> [Available records]

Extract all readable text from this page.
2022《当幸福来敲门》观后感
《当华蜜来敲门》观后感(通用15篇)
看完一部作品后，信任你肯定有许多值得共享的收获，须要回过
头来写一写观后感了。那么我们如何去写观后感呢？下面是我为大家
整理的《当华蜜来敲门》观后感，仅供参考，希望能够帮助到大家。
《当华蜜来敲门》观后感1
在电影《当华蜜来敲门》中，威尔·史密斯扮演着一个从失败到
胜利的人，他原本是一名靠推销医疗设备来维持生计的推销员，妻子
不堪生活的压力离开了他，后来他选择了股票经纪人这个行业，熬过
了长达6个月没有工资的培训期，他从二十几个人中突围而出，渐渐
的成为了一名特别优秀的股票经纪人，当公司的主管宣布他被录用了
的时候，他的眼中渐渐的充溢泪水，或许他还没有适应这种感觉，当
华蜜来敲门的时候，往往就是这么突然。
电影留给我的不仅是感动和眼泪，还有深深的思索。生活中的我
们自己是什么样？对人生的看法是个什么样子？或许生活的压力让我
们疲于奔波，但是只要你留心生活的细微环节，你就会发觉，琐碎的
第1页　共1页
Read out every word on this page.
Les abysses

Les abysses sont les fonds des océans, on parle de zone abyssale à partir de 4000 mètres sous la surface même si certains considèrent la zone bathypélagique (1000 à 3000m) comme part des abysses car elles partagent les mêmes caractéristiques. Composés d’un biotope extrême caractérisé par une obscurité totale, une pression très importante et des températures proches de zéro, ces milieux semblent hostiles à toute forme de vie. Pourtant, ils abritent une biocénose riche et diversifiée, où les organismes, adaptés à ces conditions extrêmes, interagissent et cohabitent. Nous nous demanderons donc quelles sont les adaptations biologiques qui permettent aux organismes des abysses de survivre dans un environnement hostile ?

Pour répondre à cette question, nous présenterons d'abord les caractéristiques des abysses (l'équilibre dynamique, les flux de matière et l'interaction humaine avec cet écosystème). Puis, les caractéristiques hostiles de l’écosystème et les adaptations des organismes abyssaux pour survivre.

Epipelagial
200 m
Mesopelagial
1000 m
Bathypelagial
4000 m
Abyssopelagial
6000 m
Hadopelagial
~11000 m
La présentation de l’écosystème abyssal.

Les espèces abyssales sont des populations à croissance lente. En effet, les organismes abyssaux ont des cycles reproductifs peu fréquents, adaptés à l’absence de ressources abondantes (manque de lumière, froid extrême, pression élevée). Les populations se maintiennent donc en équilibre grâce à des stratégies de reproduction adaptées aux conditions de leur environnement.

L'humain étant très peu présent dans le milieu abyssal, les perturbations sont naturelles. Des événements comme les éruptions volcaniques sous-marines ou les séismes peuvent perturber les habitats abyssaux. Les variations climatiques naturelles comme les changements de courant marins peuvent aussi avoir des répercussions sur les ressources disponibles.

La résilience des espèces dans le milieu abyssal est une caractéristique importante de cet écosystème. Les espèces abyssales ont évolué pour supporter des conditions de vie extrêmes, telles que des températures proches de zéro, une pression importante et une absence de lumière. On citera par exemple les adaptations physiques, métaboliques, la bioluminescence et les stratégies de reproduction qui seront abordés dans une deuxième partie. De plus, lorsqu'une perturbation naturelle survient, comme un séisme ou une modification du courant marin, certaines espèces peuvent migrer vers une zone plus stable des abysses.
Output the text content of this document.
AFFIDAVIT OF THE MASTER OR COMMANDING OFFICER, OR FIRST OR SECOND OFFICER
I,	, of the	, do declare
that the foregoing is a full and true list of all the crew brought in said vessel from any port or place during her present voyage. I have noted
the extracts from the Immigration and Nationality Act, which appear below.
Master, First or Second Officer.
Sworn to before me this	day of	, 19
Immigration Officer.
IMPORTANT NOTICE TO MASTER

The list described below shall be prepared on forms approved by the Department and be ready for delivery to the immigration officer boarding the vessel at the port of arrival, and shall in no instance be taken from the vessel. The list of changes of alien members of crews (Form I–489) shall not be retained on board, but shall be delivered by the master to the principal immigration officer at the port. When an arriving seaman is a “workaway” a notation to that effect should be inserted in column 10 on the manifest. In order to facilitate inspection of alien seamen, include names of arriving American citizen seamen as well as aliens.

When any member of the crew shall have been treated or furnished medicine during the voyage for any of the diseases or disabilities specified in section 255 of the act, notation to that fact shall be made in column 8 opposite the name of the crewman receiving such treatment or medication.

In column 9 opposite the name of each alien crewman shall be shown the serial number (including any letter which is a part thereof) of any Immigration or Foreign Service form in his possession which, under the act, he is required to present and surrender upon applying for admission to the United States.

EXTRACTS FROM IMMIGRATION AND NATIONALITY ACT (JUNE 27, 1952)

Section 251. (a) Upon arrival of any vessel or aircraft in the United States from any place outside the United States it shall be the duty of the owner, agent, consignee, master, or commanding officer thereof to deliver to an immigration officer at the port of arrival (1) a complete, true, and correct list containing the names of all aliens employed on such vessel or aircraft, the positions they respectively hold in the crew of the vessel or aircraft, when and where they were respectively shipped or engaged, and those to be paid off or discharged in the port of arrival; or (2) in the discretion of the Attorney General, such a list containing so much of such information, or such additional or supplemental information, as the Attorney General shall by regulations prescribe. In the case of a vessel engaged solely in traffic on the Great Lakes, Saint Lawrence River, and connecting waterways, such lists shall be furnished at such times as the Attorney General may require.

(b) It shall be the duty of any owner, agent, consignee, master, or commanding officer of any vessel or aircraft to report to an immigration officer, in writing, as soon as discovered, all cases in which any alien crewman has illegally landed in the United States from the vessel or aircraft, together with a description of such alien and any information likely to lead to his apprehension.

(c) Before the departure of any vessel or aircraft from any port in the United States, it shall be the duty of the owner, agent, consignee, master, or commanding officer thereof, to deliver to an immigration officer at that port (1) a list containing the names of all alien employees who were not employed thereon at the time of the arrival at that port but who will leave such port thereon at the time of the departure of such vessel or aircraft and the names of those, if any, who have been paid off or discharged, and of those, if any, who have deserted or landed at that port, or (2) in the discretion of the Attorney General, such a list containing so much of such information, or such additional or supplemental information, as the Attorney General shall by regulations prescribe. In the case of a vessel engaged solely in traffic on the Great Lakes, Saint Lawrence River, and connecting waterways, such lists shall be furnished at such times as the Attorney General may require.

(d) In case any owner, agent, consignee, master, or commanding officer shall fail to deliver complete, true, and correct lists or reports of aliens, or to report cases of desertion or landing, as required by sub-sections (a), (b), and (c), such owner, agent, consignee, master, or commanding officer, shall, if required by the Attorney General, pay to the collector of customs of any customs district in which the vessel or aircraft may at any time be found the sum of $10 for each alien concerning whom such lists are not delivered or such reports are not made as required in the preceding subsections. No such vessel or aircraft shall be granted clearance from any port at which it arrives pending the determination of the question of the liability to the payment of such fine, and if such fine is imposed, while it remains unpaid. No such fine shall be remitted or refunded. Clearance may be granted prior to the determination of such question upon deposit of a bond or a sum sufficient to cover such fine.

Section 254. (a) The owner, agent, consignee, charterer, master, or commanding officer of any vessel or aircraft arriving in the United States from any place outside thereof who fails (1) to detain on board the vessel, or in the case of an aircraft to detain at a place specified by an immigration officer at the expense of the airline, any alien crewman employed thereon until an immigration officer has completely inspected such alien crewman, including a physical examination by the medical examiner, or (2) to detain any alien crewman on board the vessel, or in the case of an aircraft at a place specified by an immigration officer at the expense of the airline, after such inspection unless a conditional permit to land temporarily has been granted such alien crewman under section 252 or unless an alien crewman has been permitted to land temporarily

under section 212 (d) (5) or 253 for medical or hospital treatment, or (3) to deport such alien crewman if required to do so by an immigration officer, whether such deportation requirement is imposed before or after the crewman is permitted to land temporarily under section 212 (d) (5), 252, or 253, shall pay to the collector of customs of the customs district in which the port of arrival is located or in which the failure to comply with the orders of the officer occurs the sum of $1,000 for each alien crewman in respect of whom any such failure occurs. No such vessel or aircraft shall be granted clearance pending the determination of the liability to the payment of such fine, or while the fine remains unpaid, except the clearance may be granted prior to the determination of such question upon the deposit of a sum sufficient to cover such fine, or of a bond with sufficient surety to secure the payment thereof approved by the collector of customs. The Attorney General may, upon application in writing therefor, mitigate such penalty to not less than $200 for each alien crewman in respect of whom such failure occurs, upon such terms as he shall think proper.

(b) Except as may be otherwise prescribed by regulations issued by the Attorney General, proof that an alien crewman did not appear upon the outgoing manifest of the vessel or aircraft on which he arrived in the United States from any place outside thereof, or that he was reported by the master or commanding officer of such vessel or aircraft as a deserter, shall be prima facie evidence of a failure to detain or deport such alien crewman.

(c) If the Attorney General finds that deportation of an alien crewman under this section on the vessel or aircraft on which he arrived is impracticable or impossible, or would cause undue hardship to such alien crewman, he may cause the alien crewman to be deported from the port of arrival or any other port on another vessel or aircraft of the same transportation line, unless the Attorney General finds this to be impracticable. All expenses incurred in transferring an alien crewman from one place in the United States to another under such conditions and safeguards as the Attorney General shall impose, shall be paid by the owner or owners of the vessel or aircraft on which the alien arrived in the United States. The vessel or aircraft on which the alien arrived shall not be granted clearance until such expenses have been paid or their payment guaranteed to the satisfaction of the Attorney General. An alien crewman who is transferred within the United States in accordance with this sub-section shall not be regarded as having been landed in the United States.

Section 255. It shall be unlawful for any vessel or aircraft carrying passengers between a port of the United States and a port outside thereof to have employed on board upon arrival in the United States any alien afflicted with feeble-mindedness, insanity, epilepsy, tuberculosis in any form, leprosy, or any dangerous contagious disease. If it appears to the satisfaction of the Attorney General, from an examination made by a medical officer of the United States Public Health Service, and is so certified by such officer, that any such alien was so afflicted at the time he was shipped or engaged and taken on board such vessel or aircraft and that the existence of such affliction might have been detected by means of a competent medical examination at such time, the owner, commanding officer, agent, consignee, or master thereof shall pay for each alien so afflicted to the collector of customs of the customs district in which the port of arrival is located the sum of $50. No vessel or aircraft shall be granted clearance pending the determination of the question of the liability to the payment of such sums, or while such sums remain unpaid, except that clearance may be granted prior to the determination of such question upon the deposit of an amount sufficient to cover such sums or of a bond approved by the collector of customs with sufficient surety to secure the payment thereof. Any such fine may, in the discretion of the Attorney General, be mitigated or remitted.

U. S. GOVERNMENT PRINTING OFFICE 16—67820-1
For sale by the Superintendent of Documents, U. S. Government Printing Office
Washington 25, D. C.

> [What is asked] Pick out the lines containing the string "below".

> [Exercise result]
the extracts from the Immigration and Nationality Act, which appear below.
The list described below shall be prepared on forms approved by the Department and be ready for delivery to the immigration officer boarding the vessel at the port of arrival, and shall in no instance be taken from the vessel. The list of changes of alien members of crews (Form I–489) shall not be retained on board, but shall be delivered by the master to the principal immigration officer at the port. When an arriving seaman is a “workaway” a notation to that effect should be inserted in column 10 on the manifest. In order to facilitate inspection of alien seamen, include names of arriving American citizen seamen as well as aliens.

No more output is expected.